Goal: Below are some entries. Copy each line that holds the string "text".

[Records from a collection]
********

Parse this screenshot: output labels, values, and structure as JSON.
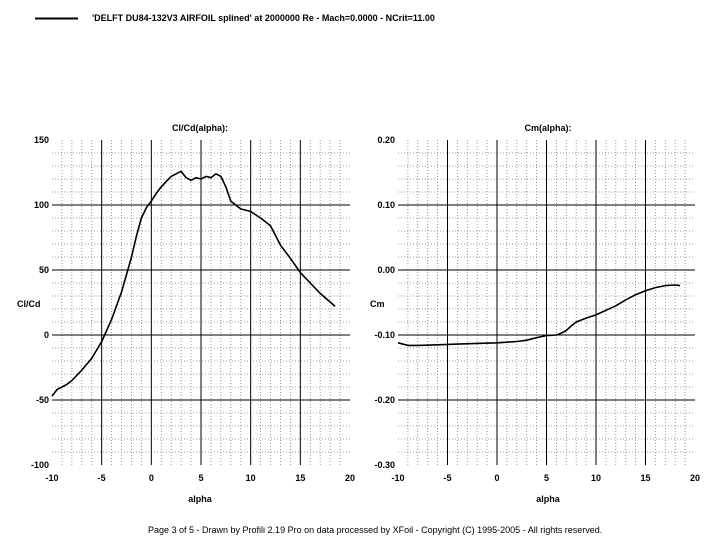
{
  "legend": {
    "text": "'DELFT DU84-132V3 AIRFOIL splined' at 2000000 Re - Mach=0.0000 - NCrit=11.00",
    "line_color": "#000000"
  },
  "footer": {
    "text": "Page 3 of 5  -  Drawn by Profili 2.19 Pro on data processed by  XFoil - Copyright (C) 1995-2005 - All rights reserved."
  },
  "colors": {
    "curve": "#000000",
    "major_grid": "#000000",
    "minor_grid": "#808080",
    "background": "#ffffff"
  },
  "chart_data": [
    {
      "type": "line",
      "title": "Cl/Cd(alpha):",
      "xlabel": "alpha",
      "ylabel": "Cl/Cd",
      "xlim": [
        -10,
        20
      ],
      "ylim": [
        -100,
        150
      ],
      "x_ticks": [
        -10,
        -5,
        0,
        5,
        10,
        15,
        20
      ],
      "x_tick_labels": [
        "-10",
        "-5",
        "0",
        "5",
        "10",
        "15",
        "20"
      ],
      "y_ticks": [
        -100,
        -50,
        0,
        50,
        100,
        150
      ],
      "y_tick_labels": [
        "-100",
        "-50",
        "0",
        "50",
        "100",
        "150"
      ],
      "grid": true,
      "series": [
        {
          "x": [
            -10,
            -9.5,
            -9,
            -8.5,
            -8,
            -7,
            -6,
            -5,
            -4,
            -3,
            -2,
            -1.5,
            -1,
            -0.5,
            0,
            0.5,
            1,
            1.5,
            2,
            2.5,
            3,
            3.5,
            4,
            4.5,
            5,
            5.5,
            6,
            6.5,
            7,
            7.5,
            8,
            9,
            10,
            11,
            12,
            13,
            14,
            15,
            16,
            17,
            18.5
          ],
          "y": [
            -47,
            -42,
            -40,
            -38,
            -35,
            -27,
            -18,
            -5,
            12,
            33,
            60,
            76,
            90,
            98,
            103,
            109,
            114,
            118,
            122,
            124,
            126,
            121,
            119,
            121,
            120,
            122,
            121,
            124,
            122,
            114,
            103,
            97,
            95,
            90,
            84,
            69,
            59,
            48,
            40,
            32,
            22
          ]
        }
      ]
    },
    {
      "type": "line",
      "title": "Cm(alpha):",
      "xlabel": "alpha",
      "ylabel": "Cm",
      "xlim": [
        -10,
        20
      ],
      "ylim": [
        -0.3,
        0.2
      ],
      "x_ticks": [
        -10,
        -5,
        0,
        5,
        10,
        15,
        20
      ],
      "x_tick_labels": [
        "-10",
        "-5",
        "0",
        "5",
        "10",
        "15",
        "20"
      ],
      "y_ticks": [
        -0.3,
        -0.2,
        -0.1,
        0.0,
        0.1,
        0.2
      ],
      "y_tick_labels": [
        "-0.30",
        "-0.20",
        "-0.10",
        "0.00",
        "0.10",
        "0.20"
      ],
      "grid": true,
      "series": [
        {
          "x": [
            -10,
            -9,
            -8,
            -6,
            -4,
            -2,
            0,
            2,
            3,
            4,
            5,
            6,
            6.5,
            7,
            7.5,
            8,
            9,
            10,
            11,
            12,
            13,
            14,
            15,
            16,
            17,
            18,
            18.5
          ],
          "y": [
            -0.112,
            -0.116,
            -0.116,
            -0.115,
            -0.114,
            -0.113,
            -0.112,
            -0.11,
            -0.108,
            -0.104,
            -0.101,
            -0.1,
            -0.097,
            -0.093,
            -0.086,
            -0.08,
            -0.074,
            -0.069,
            -0.062,
            -0.055,
            -0.046,
            -0.038,
            -0.032,
            -0.027,
            -0.024,
            -0.023,
            -0.024
          ]
        }
      ]
    }
  ]
}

********

Solution to the exercise:
    "text": "'DELFT DU84-132V3 AIRFOIL splined' at 2000000 Re - Mach=0.0000 - NCrit=11.00",
    "text": "Page 3 of 5  -  Drawn by Profili 2.19 Pro on data processed by  XFoil - Copyright (C) 1995-2005 - All rights reserved."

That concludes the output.